What is required
Say how many lines of the listing below contain "Integrations", giving the number and nothing else.

Data
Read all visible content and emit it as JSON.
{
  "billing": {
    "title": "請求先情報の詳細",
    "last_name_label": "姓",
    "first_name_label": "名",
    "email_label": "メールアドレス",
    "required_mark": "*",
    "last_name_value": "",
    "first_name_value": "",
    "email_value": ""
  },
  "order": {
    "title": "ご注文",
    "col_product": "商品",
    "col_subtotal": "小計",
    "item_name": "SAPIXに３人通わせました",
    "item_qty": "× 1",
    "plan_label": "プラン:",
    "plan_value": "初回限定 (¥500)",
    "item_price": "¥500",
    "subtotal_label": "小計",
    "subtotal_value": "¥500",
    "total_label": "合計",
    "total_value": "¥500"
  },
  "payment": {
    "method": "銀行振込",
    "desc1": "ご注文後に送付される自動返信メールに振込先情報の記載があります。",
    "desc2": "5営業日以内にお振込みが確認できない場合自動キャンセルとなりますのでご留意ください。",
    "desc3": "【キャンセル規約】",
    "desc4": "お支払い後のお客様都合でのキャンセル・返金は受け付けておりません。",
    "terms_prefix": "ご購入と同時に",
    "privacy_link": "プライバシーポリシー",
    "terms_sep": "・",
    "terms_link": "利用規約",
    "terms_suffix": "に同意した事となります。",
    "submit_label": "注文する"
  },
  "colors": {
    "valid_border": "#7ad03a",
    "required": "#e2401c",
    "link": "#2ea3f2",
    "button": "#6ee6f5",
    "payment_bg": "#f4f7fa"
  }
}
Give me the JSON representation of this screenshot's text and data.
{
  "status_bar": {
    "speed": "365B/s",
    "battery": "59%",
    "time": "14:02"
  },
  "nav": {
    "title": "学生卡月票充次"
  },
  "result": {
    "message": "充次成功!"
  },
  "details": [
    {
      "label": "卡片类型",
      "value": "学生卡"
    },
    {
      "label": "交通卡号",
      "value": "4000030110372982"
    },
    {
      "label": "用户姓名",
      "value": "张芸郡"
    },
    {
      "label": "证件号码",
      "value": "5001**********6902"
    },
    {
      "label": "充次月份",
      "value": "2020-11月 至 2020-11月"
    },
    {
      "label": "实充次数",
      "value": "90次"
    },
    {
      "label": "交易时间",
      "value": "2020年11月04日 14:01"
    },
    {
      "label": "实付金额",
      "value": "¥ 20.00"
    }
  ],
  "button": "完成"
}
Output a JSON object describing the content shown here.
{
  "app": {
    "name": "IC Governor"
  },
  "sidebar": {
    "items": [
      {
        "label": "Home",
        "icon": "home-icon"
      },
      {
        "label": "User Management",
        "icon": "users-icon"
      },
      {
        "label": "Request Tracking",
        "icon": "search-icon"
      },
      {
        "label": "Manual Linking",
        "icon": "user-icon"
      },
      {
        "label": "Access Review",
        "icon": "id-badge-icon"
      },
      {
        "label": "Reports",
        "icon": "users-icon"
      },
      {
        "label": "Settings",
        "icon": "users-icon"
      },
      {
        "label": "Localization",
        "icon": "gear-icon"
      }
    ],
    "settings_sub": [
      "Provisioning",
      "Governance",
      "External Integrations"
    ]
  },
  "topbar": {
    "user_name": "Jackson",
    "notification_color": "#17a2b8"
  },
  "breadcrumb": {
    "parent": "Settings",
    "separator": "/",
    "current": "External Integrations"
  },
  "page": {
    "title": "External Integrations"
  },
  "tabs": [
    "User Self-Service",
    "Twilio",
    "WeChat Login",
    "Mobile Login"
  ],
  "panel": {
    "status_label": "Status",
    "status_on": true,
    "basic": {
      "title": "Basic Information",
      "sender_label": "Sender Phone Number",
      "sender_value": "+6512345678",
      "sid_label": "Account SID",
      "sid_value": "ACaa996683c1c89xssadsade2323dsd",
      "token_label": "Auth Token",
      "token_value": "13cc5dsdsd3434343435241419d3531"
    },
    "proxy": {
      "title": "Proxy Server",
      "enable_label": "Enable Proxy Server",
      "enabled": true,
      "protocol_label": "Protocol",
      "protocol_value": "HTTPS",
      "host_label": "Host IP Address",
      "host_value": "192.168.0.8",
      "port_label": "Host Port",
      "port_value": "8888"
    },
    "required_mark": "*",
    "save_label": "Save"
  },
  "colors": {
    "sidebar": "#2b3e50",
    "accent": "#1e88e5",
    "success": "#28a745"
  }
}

Exercise result
3